Exercise objective » Go through the records and extract every line with the word "исследований".
begin
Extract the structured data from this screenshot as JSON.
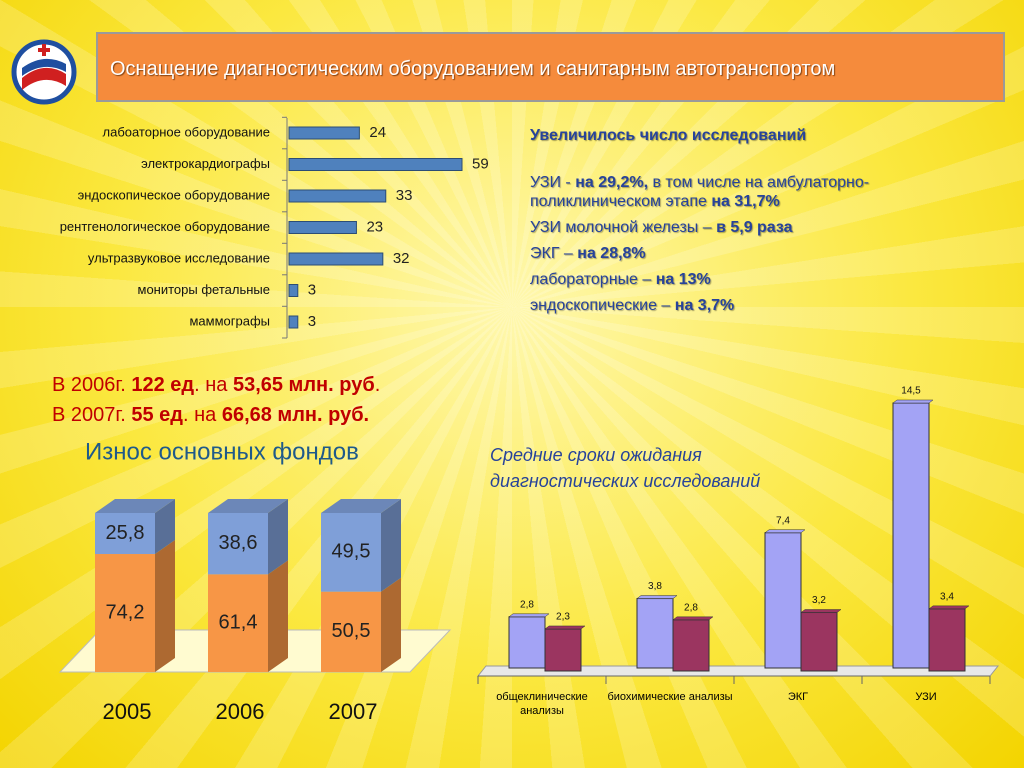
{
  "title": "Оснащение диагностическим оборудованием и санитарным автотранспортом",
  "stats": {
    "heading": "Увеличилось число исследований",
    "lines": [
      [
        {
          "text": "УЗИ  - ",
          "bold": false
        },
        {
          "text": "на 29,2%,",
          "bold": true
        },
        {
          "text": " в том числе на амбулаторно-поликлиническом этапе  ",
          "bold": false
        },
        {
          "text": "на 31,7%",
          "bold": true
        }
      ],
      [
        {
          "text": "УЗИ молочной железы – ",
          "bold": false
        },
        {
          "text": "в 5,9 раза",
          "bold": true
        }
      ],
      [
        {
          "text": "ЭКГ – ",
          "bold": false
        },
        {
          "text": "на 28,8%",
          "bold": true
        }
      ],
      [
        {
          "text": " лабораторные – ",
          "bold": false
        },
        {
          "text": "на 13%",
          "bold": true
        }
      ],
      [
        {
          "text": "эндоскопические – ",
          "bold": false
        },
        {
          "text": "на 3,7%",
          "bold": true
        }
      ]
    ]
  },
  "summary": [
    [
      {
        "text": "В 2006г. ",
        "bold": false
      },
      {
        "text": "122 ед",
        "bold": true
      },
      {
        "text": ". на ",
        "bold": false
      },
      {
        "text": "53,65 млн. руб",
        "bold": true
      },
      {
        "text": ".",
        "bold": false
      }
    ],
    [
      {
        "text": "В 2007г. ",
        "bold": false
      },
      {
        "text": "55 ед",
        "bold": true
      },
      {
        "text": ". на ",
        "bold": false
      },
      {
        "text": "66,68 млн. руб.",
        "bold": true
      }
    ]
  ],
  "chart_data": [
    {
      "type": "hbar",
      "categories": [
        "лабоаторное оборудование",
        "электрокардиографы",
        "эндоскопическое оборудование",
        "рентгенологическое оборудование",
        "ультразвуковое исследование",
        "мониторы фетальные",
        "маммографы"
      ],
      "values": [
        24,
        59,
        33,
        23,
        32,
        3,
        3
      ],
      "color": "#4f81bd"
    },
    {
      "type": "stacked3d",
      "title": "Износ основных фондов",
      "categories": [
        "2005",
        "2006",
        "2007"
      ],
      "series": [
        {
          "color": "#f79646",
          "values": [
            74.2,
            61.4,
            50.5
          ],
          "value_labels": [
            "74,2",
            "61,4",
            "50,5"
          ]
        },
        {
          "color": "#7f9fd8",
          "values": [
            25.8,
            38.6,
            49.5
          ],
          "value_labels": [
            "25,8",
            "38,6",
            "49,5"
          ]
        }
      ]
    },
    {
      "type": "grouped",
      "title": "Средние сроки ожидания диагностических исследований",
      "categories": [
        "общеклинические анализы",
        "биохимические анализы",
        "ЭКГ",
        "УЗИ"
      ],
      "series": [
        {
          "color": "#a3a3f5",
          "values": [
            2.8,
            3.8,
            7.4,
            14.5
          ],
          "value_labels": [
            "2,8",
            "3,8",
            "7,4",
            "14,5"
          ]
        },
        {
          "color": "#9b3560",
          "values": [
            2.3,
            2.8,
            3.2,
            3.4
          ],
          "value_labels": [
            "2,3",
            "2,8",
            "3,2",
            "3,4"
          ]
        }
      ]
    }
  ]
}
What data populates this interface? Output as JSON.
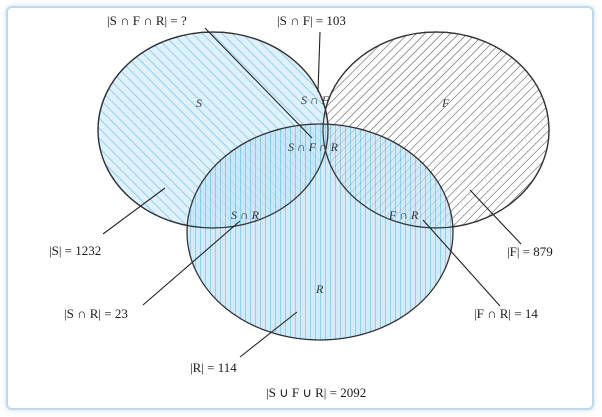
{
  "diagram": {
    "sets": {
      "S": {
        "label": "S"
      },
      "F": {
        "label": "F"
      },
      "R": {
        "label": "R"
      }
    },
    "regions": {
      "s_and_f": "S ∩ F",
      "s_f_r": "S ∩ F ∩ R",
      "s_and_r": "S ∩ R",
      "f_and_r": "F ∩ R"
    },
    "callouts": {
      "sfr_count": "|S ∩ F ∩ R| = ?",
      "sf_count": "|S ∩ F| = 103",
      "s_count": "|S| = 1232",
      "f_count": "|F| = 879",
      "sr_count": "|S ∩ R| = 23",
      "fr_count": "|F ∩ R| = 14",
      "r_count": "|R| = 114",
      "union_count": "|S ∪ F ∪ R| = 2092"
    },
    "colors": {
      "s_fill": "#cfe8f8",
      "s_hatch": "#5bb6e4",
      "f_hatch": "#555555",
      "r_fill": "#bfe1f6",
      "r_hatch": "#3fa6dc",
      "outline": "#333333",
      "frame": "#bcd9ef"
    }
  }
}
end
begin
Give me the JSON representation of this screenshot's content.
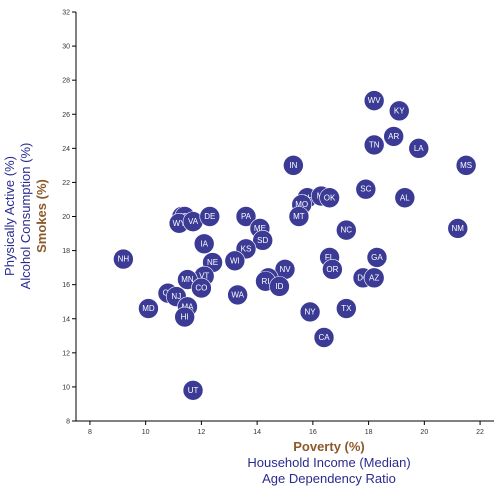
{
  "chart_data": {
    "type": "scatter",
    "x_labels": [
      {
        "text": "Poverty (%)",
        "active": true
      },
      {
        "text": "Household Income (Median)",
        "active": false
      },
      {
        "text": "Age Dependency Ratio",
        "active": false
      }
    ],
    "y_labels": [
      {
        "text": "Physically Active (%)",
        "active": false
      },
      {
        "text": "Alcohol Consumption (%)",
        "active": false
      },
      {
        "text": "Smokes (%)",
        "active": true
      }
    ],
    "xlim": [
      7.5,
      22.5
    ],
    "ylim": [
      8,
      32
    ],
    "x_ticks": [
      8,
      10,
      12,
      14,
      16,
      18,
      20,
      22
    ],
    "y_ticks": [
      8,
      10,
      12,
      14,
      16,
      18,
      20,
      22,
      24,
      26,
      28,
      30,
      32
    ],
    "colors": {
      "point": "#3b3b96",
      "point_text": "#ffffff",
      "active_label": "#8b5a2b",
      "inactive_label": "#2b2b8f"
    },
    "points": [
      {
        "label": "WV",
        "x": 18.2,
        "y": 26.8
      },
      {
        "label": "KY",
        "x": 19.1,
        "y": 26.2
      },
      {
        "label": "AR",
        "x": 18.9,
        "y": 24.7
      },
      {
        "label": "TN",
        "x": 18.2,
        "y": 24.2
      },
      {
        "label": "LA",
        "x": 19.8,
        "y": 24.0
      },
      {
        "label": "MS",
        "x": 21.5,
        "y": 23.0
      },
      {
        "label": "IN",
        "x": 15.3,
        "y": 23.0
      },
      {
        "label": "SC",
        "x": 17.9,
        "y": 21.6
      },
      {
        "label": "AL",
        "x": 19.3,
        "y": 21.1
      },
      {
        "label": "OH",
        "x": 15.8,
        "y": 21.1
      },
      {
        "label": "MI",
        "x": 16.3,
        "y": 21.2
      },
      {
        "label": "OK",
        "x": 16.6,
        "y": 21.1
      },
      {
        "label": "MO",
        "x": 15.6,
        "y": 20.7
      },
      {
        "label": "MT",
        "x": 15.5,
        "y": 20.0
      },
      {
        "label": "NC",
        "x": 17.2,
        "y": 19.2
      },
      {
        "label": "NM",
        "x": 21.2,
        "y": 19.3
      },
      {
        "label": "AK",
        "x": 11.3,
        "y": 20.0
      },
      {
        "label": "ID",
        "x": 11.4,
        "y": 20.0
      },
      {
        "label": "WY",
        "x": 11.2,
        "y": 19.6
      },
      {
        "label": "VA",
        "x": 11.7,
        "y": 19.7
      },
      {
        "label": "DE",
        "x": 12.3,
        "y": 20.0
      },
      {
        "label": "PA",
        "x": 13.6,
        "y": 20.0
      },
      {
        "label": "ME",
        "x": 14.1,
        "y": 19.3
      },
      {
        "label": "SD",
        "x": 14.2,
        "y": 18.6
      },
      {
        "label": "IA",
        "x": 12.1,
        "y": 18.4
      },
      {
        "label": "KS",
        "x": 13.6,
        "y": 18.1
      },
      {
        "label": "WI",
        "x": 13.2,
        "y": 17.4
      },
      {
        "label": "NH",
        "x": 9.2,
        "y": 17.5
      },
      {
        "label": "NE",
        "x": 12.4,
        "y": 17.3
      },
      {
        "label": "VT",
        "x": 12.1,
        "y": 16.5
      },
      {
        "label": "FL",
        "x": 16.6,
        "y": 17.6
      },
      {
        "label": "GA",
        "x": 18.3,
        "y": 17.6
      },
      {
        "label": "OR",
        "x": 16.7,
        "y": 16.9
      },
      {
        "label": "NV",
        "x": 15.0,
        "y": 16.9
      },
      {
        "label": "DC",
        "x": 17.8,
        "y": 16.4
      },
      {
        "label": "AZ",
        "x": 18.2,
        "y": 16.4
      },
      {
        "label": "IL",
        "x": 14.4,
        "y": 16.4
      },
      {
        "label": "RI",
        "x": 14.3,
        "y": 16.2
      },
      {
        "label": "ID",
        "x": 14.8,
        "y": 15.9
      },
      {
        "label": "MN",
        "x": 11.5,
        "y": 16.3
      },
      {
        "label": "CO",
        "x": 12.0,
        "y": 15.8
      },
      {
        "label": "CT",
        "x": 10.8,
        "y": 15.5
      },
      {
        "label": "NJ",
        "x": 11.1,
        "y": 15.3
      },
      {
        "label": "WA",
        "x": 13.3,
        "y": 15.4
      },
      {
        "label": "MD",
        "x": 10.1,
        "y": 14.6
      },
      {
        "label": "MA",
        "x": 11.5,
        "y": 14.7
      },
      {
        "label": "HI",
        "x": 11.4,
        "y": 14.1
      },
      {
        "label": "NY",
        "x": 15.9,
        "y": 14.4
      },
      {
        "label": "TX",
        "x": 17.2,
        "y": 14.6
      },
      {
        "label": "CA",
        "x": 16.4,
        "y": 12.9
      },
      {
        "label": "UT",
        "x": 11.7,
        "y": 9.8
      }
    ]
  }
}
end
begin
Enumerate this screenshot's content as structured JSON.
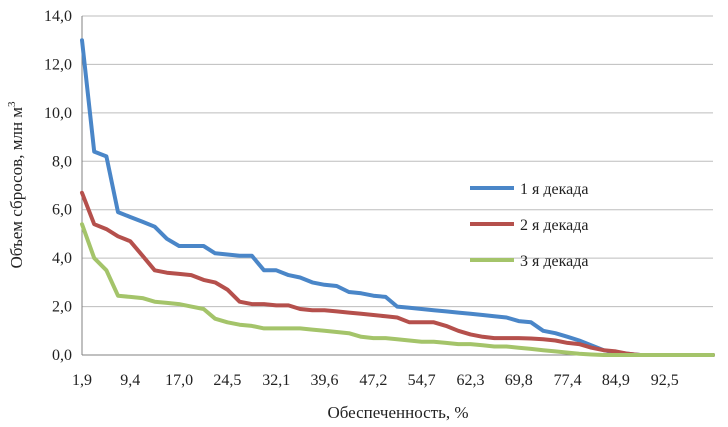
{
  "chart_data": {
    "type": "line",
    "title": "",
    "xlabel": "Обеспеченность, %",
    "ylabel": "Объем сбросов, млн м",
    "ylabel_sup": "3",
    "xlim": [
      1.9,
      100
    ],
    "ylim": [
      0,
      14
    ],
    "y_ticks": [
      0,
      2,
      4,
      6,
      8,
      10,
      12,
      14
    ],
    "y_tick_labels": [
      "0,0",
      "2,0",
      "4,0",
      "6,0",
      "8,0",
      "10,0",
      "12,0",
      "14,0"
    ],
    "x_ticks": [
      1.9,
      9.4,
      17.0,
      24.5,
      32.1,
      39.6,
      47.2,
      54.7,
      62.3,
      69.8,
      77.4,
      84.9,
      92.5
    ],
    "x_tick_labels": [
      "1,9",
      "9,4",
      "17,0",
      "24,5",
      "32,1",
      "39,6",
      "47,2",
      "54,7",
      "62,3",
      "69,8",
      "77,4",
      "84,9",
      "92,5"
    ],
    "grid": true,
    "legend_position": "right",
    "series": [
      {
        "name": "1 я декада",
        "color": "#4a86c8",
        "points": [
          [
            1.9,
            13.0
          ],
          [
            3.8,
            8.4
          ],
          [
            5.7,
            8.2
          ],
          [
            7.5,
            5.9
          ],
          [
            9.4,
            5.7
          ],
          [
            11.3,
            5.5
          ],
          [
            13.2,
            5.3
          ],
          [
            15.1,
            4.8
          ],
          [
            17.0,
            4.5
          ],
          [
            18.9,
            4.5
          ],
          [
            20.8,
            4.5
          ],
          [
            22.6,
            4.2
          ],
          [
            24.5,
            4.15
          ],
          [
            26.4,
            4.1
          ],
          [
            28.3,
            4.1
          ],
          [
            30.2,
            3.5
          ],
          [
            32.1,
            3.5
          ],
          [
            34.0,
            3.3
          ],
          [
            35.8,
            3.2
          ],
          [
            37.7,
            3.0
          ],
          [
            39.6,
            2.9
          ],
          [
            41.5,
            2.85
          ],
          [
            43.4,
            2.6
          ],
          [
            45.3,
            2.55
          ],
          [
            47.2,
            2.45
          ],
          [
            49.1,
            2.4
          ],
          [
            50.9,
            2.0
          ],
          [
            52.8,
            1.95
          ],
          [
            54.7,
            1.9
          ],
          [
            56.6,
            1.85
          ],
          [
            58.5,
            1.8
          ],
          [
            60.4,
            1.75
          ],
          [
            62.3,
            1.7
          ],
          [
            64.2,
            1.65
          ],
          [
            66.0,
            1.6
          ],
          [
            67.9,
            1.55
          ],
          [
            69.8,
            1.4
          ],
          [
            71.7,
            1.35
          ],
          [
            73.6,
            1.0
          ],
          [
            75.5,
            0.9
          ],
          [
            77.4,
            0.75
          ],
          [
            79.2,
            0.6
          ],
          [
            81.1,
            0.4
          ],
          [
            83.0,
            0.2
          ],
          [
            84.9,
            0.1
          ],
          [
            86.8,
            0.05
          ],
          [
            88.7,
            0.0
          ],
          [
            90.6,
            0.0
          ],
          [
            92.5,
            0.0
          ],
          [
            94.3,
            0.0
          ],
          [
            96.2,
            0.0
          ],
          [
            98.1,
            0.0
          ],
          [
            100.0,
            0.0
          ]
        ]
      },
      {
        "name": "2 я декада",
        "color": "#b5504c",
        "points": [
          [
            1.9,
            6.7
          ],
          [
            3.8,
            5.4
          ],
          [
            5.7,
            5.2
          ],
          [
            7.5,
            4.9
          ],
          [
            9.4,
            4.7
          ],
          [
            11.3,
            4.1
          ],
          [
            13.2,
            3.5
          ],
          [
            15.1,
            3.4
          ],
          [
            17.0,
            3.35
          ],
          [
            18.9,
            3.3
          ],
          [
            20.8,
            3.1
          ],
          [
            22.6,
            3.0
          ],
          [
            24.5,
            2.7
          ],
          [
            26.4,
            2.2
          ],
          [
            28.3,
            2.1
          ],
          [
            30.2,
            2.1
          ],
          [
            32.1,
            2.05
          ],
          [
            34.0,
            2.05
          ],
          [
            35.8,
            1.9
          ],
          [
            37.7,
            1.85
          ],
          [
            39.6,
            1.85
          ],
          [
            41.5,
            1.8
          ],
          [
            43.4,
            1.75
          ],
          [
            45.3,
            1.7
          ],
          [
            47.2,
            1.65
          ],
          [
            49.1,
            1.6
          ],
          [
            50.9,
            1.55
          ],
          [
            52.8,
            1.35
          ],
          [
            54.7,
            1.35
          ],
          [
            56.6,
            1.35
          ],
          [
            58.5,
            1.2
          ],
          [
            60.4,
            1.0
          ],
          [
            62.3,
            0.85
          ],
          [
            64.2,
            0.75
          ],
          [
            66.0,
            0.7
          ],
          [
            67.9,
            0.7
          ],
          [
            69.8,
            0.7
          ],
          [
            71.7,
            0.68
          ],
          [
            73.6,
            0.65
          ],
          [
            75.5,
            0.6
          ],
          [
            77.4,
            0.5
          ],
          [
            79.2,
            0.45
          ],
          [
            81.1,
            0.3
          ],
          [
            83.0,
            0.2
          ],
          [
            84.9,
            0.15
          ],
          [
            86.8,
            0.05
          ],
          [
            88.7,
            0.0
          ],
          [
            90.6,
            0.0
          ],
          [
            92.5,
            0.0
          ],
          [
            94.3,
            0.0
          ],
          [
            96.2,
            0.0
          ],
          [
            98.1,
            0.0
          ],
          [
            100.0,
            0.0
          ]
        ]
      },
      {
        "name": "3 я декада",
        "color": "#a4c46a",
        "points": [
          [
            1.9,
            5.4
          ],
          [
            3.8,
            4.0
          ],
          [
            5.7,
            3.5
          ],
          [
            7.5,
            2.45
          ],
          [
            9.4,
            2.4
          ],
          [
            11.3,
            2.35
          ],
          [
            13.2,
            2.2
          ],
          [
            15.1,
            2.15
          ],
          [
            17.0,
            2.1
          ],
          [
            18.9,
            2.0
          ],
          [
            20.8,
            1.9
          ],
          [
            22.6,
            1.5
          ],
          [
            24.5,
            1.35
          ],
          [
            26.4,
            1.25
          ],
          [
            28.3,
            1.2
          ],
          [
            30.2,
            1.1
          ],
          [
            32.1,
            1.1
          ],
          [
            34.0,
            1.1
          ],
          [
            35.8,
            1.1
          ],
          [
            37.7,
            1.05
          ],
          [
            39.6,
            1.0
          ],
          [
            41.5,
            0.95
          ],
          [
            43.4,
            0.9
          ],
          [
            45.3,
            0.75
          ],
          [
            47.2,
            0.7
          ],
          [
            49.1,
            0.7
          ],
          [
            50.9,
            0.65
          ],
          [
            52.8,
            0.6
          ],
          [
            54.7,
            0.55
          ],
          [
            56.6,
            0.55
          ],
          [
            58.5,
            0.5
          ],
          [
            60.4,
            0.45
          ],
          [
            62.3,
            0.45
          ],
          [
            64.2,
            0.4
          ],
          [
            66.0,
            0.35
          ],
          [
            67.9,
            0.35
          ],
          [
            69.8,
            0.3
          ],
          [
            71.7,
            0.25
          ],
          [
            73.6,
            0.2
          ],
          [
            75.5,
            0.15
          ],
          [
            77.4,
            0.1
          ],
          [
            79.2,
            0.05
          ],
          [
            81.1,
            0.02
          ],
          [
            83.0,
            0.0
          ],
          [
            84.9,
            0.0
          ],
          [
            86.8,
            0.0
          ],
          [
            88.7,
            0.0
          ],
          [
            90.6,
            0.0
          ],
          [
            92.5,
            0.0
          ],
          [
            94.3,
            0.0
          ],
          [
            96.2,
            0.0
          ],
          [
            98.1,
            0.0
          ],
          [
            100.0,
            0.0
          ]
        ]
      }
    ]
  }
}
end
Reply »
    "heading": "Увеличилось число исследований",
      "title": "Средние сроки ожидания диагностических исследований",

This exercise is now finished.